■ Dataset entries:
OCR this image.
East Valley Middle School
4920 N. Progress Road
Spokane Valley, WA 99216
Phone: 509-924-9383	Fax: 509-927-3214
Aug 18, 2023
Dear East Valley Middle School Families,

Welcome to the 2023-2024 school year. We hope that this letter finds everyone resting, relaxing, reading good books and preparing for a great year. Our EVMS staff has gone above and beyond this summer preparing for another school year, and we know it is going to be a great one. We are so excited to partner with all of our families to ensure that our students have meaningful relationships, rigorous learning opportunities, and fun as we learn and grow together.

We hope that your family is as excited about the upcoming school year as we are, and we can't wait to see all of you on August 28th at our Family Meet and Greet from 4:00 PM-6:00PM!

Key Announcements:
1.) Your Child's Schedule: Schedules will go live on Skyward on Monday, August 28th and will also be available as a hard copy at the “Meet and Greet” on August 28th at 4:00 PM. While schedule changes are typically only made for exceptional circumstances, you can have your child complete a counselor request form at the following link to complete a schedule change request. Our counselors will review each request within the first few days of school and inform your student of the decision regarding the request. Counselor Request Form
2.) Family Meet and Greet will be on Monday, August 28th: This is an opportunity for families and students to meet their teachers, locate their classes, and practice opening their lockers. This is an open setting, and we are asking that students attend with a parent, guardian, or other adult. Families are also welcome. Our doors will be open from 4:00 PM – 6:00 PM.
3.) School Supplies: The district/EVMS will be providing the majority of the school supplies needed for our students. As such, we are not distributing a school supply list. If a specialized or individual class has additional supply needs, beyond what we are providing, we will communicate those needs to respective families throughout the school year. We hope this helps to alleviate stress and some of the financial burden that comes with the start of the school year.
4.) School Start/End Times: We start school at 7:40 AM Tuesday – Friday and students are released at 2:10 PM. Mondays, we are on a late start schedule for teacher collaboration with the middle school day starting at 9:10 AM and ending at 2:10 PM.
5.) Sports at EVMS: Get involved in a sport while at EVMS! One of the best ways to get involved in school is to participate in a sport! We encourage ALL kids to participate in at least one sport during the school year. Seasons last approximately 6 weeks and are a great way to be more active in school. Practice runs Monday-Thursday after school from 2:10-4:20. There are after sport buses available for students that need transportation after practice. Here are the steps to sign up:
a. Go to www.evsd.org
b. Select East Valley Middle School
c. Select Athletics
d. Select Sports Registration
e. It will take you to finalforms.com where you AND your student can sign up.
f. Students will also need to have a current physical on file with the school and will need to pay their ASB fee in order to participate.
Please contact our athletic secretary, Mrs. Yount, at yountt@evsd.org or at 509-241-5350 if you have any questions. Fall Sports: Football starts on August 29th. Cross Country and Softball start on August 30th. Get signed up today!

■ WHAT THE EXERCISE ASKS: Search the data above for the string "start" and return every line that has it.

■ FINISHED EXERCISE:
3.) School Supplies: The district/EVMS will be providing the majority of the school supplies needed for our students. As such, we are not distributing a school supply list. If a specialized or individual class has additional supply needs, beyond what we are providing, we will communicate those needs to respective families throughout the school year. We hope this helps to alleviate stress and some of the financial burden that comes with the start of the school year.
4.) School Start/End Times: We start school at 7:40 AM Tuesday – Friday and students are released at 2:10 PM. Mondays, we are on a late start schedule for teacher collaboration with the middle school day starting at 9:10 AM and ending at 2:10 PM.
Please contact our athletic secretary, Mrs. Yount, at yountt@evsd.org or at 509-241-5350 if you have any questions. Fall Sports: Football starts on August 29th. Cross Country and Softball start on August 30th. Get signed up today!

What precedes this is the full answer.